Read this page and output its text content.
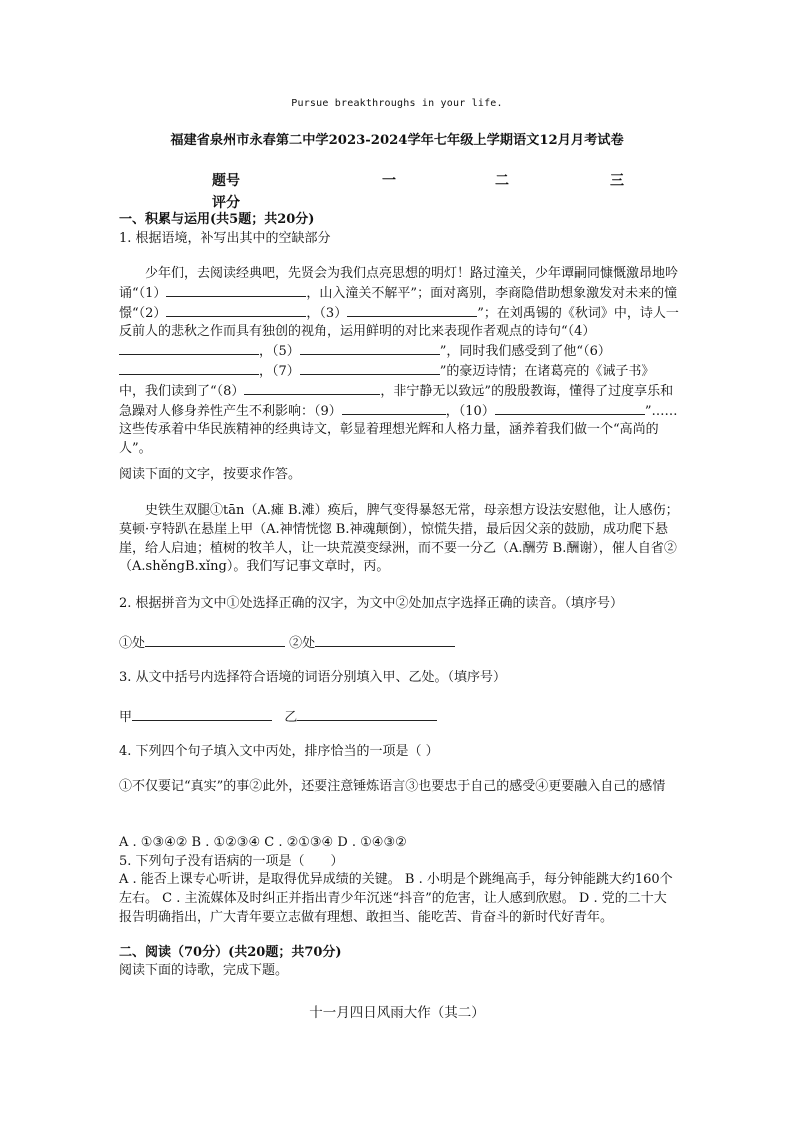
Pursue breakthroughs in your life.
福建省泉州市永春第二中学2023-2024学年七年级上学期语文12月月考试卷
题号	一	二	三
评分
一、积累与运用(共5题；共20分)
1. 根据语境，补写出其中的空缺部分
少年们，去阅读经典吧，先贤会为我们点亮思想的明灯！路过潼关，少年谭嗣同慷慨激昂地吟诵“（1）	，山入潼关不解平”；面对离别，李商隐借助想象激发对未来的憧憬“（2）	，（3）	”；在刘禹锡的《秋词》中，诗人一反前人的悲秋之作而具有独创的视角，运用鲜明的对比来表现作者观点的诗句“（4），（5）	”，同时我们感受到了他“（6），（7）	”的豪迈诗情；在诸葛亮的《诫子书》中，我们读到了“（8）	，非宁静无以致远”的殷殷教诲，懂得了过度享乐和急躁对人修身养性产生不利影响：（9）	，（10）	”……这些传承着中华民族精神的经典诗文，彰显着理想光辉和人格力量，涵养着我们做一个“高尚的人”。
阅读下面的文字，按要求作答。
史铁生双腿①tān（A.瘫 B.滩）痪后，脾气变得暴怒无常，母亲想方设法安慰他，让人感伤；莫顿·亨特趴在悬崖上甲（A.神情恍惚 B.神魂颠倒），惊慌失措，最后因父亲的鼓励，成功爬下悬崖，给人启迪；植树的牧羊人，让一块荒漠变绿洲，而不要一分乙（A.酬劳 B.酬谢），催人自省②（A.shěngB.xǐng）。我们写记事文章时，丙。
2. 根据拼音为文中①处选择正确的汉字，为文中②处加点字选择正确的读音。（填序号）
①处	②处
3. 从文中括号内选择符合语境的词语分别填入甲、乙处。（填序号）
甲	乙
4. 下列四个句子填入文中丙处，排序恰当的一项是（ ）
①不仅要记“真实”的事②此外，还要注意锤炼语言③也要忠于自己的感受④更要融入自己的感情
A . ①③④② B . ①②③④ C . ②①③④ D . ①④③②
5. 下列句子没有语病的一项是（　　）
A . 能否上课专心听讲，是取得优异成绩的关键。 B . 小明是个跳绳高手，每分钟能跳大约160个左右。 C . 主流媒体及时纠正并指出青少年沉迷“抖音”的危害，让人感到欣慰。 D . 党的二十大报告明确指出，广大青年要立志做有理想、敢担当、能吃苦、肯奋斗的新时代好青年。
二、阅读（70分）(共20题；共70分)
阅读下面的诗歌，完成下题。
十一月四日风雨大作（其二）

TASK GOAL
Repeat every record above exactly, but leave out any pictures.

RESPONSE TO THE EXERCISE
Read this page and output its text content.
Pursue breakthroughs in your life.
福建省泉州市永春第二中学2023-2024学年七年级上学期语文12月月考试卷
题号	一	二	三
评分
一、积累与运用(共5题；共20分)
1. 根据语境，补写出其中的空缺部分
少年们，去阅读经典吧，先贤会为我们点亮思想的明灯！路过潼关，少年谭嗣同慷慨激昂地吟诵“（1）	，山入潼关不解平”；面对离别，李商隐借助想象激发对未来的憧憬“（2）	，（3）	”；在刘禹锡的《秋词》中，诗人一反前人的悲秋之作而具有独创的视角，运用鲜明的对比来表现作者观点的诗句“（4），（5）	”，同时我们感受到了他“（6），（7）	”的豪迈诗情；在诸葛亮的《诫子书》中，我们读到了“（8）	，非宁静无以致远”的殷殷教诲，懂得了过度享乐和急躁对人修身养性产生不利影响：（9）	，（10）	”……这些传承着中华民族精神的经典诗文，彰显着理想光辉和人格力量，涵养着我们做一个“高尚的人”。
阅读下面的文字，按要求作答。
史铁生双腿①tān（A.瘫 B.滩）痪后，脾气变得暴怒无常，母亲想方设法安慰他，让人感伤；莫顿·亨特趴在悬崖上甲（A.神情恍惚 B.神魂颠倒），惊慌失措，最后因父亲的鼓励，成功爬下悬崖，给人启迪；植树的牧羊人，让一块荒漠变绿洲，而不要一分乙（A.酬劳 B.酬谢），催人自省②（A.shěngB.xǐng）。我们写记事文章时，丙。
2. 根据拼音为文中①处选择正确的汉字，为文中②处加点字选择正确的读音。（填序号）
①处	②处
3. 从文中括号内选择符合语境的词语分别填入甲、乙处。（填序号）
甲	乙
4. 下列四个句子填入文中丙处，排序恰当的一项是（ ）
①不仅要记“真实”的事②此外，还要注意锤炼语言③也要忠于自己的感受④更要融入自己的感情
A . ①③④② B . ①②③④ C . ②①③④ D . ①④③②
5. 下列句子没有语病的一项是（　　）
A . 能否上课专心听讲，是取得优异成绩的关键。 B . 小明是个跳绳高手，每分钟能跳大约160个左右。 C . 主流媒体及时纠正并指出青少年沉迷“抖音”的危害，让人感到欣慰。 D . 党的二十大报告明确指出，广大青年要立志做有理想、敢担当、能吃苦、肯奋斗的新时代好青年。
二、阅读（70分）(共20题；共70分)
阅读下面的诗歌，完成下题。
十一月四日风雨大作（其二）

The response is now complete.